[要素が現れる位置の記録]
---

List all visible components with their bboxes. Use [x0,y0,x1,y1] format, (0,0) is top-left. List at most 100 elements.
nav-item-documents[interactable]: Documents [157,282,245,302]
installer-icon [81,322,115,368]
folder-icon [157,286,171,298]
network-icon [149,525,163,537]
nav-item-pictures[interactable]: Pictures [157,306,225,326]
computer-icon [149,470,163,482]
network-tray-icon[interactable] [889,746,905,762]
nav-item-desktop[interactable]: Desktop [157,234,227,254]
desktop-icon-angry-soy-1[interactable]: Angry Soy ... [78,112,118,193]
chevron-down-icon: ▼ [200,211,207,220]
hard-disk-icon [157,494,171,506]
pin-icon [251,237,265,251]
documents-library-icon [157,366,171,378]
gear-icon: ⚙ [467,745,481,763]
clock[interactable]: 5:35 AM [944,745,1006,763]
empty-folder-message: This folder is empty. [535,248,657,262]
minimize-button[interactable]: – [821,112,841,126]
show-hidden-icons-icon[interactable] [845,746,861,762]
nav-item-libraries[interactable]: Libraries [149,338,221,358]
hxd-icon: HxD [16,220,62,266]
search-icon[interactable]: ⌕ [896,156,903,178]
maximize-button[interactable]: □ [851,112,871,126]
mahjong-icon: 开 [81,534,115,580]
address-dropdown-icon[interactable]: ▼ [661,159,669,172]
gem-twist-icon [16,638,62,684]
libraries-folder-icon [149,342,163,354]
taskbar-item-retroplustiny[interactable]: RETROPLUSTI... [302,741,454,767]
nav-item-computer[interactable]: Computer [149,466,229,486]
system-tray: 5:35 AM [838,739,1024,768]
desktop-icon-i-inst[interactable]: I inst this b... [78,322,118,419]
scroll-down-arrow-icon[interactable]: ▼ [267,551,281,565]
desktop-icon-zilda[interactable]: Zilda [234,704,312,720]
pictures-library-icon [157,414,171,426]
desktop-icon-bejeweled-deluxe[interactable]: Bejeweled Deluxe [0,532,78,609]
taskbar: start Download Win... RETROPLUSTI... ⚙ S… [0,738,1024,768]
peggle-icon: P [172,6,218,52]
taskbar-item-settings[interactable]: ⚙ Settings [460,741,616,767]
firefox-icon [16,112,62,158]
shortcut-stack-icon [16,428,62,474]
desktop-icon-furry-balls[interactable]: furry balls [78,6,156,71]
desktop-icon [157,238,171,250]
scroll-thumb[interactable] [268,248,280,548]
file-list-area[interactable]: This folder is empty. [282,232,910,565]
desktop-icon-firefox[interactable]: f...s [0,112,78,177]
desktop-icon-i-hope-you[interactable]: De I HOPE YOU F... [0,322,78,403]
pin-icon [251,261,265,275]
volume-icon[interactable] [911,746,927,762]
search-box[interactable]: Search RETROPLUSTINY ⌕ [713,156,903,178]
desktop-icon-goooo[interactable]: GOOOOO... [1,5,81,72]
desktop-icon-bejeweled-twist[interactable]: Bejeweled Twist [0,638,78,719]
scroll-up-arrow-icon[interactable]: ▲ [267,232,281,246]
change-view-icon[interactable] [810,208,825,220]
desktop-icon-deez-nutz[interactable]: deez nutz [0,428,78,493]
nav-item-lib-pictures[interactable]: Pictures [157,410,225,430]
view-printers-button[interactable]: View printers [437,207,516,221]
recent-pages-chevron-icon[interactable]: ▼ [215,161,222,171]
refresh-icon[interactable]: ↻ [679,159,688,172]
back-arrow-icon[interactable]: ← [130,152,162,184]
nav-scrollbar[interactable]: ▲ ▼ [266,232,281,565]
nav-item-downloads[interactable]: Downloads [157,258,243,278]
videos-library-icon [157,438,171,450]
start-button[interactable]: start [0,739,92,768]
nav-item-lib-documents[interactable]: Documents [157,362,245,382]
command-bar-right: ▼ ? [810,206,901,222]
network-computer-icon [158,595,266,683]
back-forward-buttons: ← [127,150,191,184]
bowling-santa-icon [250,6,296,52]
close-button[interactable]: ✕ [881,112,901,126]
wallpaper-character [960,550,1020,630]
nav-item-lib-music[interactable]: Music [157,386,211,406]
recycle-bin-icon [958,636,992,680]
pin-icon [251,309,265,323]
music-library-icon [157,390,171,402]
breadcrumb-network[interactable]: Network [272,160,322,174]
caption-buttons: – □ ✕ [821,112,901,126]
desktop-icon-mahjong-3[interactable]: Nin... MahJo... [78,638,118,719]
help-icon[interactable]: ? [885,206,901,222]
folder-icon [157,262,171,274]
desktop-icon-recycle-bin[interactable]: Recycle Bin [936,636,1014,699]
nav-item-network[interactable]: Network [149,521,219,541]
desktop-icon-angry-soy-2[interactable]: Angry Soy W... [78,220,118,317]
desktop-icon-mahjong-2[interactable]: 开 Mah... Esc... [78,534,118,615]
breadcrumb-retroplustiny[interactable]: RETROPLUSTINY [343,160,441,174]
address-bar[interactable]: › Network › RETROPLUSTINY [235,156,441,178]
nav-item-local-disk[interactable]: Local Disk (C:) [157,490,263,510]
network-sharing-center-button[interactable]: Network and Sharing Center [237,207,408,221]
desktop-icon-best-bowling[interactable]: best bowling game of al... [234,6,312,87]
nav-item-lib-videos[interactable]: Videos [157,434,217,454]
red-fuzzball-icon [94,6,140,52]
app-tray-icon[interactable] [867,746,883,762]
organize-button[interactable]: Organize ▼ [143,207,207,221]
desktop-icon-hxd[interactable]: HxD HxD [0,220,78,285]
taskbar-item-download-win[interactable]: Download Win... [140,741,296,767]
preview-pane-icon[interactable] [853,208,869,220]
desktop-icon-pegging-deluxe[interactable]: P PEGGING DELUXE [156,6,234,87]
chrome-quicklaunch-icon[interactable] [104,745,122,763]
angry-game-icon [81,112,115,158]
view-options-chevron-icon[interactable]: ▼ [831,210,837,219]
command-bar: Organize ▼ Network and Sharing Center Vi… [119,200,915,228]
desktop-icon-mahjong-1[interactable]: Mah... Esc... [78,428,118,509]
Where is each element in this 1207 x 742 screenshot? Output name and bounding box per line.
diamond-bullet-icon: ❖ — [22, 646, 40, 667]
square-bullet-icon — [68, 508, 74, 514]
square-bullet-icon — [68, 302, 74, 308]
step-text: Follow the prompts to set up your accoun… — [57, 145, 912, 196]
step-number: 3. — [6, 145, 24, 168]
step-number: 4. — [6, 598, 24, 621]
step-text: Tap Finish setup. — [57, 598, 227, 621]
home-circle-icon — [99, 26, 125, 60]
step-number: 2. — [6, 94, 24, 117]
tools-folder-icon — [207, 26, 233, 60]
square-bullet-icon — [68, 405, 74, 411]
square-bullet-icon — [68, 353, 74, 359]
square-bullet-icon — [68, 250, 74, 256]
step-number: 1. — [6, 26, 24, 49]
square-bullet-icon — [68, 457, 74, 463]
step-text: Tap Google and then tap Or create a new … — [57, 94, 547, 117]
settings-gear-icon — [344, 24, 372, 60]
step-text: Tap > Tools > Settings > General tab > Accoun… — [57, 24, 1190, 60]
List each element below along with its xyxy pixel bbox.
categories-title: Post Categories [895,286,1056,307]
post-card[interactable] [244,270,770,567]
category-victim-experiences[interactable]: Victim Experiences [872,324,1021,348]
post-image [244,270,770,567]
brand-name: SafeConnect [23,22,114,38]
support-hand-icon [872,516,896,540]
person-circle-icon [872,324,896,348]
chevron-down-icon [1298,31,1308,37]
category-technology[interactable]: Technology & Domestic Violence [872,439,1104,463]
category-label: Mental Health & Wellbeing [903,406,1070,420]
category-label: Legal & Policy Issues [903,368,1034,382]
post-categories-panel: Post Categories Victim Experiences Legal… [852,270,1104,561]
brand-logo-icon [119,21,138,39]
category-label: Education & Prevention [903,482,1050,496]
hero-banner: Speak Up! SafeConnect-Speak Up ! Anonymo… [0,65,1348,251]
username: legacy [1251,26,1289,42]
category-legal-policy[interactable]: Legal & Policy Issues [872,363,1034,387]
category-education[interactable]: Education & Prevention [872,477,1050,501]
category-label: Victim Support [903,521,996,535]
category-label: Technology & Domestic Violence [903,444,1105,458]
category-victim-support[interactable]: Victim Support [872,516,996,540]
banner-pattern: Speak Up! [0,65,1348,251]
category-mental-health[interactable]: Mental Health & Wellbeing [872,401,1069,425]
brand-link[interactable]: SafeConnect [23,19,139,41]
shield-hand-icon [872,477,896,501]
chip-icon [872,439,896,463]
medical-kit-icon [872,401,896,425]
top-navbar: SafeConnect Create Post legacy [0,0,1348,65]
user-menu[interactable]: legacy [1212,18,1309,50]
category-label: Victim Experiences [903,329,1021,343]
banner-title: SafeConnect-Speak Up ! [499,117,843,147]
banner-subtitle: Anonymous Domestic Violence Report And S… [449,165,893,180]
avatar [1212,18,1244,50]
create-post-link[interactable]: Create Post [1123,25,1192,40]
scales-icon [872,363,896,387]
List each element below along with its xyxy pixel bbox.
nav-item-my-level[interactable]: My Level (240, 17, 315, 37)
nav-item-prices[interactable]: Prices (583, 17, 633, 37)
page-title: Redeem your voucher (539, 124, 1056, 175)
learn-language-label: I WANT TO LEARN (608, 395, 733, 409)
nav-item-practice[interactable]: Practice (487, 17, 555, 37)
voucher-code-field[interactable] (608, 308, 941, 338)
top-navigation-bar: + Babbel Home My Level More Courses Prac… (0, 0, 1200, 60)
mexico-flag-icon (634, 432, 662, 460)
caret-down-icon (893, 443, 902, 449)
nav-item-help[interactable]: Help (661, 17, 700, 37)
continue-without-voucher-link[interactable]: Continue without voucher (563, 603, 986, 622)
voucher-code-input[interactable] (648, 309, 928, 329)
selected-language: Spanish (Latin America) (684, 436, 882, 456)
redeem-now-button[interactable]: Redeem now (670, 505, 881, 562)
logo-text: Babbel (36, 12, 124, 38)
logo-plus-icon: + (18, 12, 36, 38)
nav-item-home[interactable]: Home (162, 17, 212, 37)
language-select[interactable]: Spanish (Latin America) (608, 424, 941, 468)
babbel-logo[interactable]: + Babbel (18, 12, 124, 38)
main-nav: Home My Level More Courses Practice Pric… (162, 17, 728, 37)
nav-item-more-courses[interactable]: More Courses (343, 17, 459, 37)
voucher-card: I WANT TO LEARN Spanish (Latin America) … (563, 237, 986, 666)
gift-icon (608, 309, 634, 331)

---

- **取り組む課題**
上の行のうち、文字列「videos」を含む行を数え、その数だけを答えてください。大文字と小文字は区別します。

- **この課題の解答**
2